WHAT YOU NEED TO DO:
Copy each line holding the string "tarafından".

RECORDS PROVIDED:
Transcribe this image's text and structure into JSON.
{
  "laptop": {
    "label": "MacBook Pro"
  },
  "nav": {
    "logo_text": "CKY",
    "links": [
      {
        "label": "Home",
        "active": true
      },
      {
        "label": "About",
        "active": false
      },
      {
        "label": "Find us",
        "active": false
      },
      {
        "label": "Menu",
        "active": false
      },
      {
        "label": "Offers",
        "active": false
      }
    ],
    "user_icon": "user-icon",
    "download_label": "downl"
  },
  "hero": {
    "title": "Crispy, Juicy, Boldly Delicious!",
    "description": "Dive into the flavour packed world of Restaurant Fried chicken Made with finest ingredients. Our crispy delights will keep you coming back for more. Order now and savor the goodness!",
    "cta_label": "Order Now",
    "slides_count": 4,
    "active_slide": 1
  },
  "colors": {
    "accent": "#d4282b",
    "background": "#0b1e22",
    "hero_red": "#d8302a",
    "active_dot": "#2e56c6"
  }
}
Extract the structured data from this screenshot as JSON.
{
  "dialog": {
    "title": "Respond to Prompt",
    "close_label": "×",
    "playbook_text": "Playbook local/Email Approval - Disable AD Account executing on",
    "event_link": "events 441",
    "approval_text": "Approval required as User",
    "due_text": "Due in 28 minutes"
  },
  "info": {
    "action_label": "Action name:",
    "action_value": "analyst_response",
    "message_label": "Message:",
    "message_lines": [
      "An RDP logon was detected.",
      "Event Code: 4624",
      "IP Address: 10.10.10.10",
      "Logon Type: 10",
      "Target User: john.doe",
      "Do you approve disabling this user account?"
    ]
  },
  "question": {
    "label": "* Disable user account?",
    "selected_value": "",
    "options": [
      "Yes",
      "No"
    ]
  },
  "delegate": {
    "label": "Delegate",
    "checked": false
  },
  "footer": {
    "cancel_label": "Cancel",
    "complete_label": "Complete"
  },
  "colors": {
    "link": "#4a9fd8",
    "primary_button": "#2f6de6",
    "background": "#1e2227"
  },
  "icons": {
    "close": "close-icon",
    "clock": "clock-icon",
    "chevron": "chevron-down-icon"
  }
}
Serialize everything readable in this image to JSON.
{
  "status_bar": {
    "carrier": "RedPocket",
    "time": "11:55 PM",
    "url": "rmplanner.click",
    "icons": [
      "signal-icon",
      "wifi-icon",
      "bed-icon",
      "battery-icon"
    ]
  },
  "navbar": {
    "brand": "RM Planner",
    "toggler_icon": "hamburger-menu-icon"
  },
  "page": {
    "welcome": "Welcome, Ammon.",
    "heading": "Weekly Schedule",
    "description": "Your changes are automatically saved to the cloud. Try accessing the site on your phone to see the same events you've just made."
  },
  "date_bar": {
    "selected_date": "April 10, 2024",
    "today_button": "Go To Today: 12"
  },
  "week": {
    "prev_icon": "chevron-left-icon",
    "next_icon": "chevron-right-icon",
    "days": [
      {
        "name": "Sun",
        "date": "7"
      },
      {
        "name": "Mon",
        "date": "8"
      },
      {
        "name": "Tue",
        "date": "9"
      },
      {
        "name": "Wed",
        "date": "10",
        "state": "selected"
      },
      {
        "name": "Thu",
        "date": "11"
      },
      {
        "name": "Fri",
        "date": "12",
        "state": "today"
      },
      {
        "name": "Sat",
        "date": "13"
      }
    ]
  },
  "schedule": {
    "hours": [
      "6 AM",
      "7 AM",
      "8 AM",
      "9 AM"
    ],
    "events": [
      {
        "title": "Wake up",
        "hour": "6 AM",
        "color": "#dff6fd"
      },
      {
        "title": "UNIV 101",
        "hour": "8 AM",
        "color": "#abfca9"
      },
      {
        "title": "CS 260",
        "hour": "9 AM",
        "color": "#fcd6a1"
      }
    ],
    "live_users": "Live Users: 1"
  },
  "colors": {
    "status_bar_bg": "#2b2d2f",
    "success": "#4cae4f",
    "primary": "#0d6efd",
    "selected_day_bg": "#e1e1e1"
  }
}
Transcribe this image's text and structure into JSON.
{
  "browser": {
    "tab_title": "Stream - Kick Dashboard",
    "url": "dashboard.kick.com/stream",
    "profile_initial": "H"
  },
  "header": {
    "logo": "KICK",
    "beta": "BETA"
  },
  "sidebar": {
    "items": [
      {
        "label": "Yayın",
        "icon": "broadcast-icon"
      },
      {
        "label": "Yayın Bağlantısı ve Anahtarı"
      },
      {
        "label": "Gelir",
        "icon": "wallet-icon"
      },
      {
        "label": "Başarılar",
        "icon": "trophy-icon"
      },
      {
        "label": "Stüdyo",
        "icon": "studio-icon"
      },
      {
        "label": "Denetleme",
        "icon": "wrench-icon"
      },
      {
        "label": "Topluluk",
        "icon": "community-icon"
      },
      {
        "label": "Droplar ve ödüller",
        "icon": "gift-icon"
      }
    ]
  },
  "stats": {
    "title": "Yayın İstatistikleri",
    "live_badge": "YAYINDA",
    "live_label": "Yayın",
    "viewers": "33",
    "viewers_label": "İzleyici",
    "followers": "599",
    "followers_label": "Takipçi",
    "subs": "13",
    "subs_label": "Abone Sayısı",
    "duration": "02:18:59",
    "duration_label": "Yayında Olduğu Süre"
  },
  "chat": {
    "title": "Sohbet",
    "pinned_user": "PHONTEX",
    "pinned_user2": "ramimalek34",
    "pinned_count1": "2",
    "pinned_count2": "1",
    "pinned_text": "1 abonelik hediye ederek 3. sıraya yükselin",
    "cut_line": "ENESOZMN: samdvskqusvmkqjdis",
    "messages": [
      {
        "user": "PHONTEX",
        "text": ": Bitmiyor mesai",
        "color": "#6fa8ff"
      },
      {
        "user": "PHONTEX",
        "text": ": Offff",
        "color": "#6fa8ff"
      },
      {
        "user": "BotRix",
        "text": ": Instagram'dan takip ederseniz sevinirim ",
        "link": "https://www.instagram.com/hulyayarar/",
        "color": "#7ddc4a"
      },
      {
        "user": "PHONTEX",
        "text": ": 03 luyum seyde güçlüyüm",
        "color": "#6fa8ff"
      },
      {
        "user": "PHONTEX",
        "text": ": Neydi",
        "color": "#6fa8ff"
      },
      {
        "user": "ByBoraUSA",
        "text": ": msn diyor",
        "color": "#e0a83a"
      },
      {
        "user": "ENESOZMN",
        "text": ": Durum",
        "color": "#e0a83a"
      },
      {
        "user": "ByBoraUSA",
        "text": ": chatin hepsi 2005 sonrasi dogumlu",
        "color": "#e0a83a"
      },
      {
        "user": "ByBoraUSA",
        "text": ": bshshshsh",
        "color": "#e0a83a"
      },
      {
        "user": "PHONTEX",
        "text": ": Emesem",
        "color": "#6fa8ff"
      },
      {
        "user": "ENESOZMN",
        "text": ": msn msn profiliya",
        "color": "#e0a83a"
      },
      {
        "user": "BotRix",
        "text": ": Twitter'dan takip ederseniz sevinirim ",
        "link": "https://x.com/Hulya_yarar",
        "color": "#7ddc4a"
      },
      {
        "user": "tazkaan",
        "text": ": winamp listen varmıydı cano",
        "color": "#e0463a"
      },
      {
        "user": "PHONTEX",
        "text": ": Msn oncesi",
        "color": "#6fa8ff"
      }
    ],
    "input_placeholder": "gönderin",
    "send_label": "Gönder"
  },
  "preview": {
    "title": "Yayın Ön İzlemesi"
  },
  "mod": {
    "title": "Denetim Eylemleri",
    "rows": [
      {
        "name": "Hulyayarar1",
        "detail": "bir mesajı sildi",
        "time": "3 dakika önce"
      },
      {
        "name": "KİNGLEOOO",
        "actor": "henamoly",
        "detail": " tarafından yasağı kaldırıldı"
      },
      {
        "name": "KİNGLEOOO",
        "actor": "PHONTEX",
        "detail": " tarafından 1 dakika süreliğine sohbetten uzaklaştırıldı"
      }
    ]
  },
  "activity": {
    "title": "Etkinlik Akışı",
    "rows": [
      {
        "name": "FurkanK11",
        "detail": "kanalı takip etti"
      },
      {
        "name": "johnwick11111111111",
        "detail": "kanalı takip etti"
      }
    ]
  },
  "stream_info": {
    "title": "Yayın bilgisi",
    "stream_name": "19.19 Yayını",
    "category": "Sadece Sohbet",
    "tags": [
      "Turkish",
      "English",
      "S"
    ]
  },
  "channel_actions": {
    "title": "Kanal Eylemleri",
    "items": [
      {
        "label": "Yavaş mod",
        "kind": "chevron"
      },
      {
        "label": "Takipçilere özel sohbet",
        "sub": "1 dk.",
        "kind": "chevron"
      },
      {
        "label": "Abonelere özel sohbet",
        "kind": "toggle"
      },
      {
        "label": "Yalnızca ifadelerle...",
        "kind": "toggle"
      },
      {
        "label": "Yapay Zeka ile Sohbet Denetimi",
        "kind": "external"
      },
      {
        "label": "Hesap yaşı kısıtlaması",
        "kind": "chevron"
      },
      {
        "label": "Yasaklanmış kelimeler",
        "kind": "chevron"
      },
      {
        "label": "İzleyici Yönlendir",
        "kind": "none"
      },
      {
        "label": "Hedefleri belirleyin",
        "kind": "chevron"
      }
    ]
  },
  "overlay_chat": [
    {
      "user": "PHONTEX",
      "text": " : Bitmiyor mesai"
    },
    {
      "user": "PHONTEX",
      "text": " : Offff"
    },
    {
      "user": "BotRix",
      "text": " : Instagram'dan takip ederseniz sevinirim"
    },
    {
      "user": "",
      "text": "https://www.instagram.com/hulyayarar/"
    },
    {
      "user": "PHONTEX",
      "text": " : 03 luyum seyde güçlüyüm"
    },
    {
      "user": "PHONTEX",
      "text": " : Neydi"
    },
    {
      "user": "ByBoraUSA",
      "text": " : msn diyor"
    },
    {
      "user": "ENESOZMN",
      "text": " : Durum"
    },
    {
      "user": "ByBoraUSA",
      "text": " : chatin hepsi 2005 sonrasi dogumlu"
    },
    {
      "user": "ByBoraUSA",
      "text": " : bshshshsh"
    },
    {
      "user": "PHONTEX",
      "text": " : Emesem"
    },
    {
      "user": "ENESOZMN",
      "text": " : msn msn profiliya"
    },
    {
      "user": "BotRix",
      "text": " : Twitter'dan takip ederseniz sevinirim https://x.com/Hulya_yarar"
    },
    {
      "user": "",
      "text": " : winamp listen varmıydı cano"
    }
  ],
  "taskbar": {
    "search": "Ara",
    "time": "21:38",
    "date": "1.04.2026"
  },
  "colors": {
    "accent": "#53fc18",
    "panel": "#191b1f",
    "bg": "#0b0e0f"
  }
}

WRITTEN RESPONSE:
        "detail": " tarafından yasağı kaldırıldı"
        "detail": " tarafından 1 dakika süreliğine sohbetten uzaklaştırıldı"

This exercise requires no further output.